*EXCERPT TO READ*.

---*---

This week scientists at Stanford University in the US announced they had successfully taken the biochemical pathway that produces opium in Papaver somniferum poppies and inserted it into a strain of the yeast, Saccharomyces cerevisiae.
The research – in Nature Chemical Biology this week – brings poppy-free opium a step closer according to author Christina D Smolke , who is working to connect the pathway to another that converts opium into medically useful opiates.
“We are now very close to replicating the entire opioid production process in a way that eliminates the need to grow poppies, allowing us to reliably manufacture essential medicines while mitigating the potential for diversion to illegal use.”
She added that: "This will allow us to create a reliable supply of these essential medicines in a way that doesn't depend on years leading up to good or bad crop yields.”
While some opium used in the production of painkillers is derived from poppies grown in India or from concentrated poppy straw (CPS) produced in Turkey, France and Spain, the vast majority comes from poppies cultivated in Tasmania .
This reliance on a single source is a problem according to firms that grow poppies on the Australian island like TPI Enterprises, Tasmanian Alkaloids and UK drugmaker GSK, which say rising demand for painkillers coupled with frequent droughts are stretching supplies.
Earlier this year all three producers – along with US drugmaker J&J – asked the Australian Government for licenses to grow opium poppies commercially on the mainland after running small scale trials.

---*---

*ASSIGNMENT 1*.
Answer these questions from the opium article:
(a) Into which strain of yeast did the Stanford scientists insert the pathway?
(b) In which journal does the research appear?
(c) Which countries produce concentrated poppy straw?
*ASSIGNMENT 2*. Write out the opium article between "This reliance on" and "are stretching supplies.", inclusive, and switch "frequent droughts" to "repeated floods".
*ASSIGNMENT 3*. Summarize the opium article in two sentences.
The entries that come next are separate material and have no connection to the opium article.

*MATERIAL SHOWN*.
---*---

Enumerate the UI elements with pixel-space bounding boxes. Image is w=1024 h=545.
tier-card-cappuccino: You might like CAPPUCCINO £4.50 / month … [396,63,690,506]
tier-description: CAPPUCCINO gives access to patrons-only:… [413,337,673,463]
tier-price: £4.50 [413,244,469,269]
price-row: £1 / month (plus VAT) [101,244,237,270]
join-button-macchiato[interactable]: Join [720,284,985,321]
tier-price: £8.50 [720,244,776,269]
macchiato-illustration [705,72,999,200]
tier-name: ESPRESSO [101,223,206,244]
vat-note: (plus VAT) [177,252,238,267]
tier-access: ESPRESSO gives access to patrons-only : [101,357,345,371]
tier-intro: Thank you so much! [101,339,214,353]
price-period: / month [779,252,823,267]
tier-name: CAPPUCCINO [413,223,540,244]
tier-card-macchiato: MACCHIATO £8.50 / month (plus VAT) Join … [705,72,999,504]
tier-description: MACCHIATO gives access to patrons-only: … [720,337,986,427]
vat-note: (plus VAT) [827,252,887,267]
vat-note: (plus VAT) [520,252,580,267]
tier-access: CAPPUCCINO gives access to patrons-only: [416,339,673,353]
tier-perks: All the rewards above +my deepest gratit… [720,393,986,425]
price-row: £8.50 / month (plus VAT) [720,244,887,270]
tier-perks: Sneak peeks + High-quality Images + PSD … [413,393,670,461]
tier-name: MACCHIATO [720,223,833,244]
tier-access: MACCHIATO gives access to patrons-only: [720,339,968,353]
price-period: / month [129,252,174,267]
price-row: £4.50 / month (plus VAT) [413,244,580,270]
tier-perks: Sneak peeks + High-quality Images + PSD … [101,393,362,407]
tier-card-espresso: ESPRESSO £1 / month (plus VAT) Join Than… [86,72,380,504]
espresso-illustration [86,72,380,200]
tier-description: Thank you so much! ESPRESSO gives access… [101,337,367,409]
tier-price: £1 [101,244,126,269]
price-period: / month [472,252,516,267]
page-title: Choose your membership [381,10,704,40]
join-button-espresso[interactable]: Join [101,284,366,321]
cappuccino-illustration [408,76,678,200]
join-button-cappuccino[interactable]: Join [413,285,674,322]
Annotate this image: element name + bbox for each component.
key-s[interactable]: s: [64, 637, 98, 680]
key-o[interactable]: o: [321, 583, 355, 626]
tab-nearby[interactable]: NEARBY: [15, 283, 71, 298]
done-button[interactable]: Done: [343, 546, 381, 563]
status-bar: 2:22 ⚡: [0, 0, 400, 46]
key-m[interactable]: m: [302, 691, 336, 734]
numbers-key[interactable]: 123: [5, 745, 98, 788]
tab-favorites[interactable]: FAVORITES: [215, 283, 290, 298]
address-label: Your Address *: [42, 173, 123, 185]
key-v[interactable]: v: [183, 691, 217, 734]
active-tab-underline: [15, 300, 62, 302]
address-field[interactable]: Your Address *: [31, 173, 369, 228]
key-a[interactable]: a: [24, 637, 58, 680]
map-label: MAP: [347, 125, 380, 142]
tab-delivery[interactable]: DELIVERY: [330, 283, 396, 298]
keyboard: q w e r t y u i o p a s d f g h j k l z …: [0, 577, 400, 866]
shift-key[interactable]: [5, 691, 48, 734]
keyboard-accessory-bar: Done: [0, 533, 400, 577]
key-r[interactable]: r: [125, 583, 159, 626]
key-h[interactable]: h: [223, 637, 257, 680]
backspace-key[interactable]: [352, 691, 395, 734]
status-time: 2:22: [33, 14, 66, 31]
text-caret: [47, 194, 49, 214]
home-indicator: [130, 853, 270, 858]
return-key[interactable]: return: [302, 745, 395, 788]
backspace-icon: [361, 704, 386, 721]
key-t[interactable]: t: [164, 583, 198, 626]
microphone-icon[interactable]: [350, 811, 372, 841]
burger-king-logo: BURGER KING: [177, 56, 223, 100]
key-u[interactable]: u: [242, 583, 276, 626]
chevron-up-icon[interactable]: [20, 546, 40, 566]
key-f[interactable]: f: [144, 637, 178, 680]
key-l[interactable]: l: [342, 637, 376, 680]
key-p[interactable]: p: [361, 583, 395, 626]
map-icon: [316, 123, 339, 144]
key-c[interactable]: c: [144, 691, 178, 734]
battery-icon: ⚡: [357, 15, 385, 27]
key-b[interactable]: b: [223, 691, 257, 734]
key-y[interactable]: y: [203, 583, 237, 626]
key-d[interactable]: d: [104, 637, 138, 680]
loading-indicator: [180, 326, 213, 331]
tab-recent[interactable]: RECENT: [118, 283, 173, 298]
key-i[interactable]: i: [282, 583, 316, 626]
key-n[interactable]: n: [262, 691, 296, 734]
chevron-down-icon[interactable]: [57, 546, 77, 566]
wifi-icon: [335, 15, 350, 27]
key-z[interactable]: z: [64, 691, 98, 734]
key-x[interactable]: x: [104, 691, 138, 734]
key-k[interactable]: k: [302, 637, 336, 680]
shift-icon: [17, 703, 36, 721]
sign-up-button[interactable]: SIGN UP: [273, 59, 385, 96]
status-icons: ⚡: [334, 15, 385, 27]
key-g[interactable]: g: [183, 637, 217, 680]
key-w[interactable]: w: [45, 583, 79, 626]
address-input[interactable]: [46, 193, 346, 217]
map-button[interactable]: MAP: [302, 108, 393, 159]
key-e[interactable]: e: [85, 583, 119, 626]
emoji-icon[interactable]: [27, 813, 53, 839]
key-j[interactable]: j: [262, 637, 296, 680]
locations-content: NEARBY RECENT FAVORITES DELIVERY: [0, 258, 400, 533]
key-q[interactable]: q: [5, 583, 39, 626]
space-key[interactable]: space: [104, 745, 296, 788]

---*---

*WRITTEN ANSWER 1*.
(a) Saccharomyces cerevisiae
(b) Nature Chemical Biology
(c) Turkey, France and Spain

*WRITTEN ANSWER 2*.
This reliance on a single source is a problem according to firms that grow poppies on the Australian island like TPI Enterprises, Tasmanian Alkaloids and UK drugmaker GSK, which say rising demand for painkillers coupled with repeated floods are stretching supplies.

*WRITTEN ANSWER 3*. Stanford scientists inserted the pathway that produces opium in poppies into a yeast strain, which author Christina D Smolke says brings poppy-free manufacture of essential medicines closer. Most opium for painkillers comes from poppies grown in Tasmania, where growers say rising demand and frequent droughts are stretching supplies, and earlier this year three producers, along with J&J, asked the Australian Government for licenses to grow opium poppies on the mainland.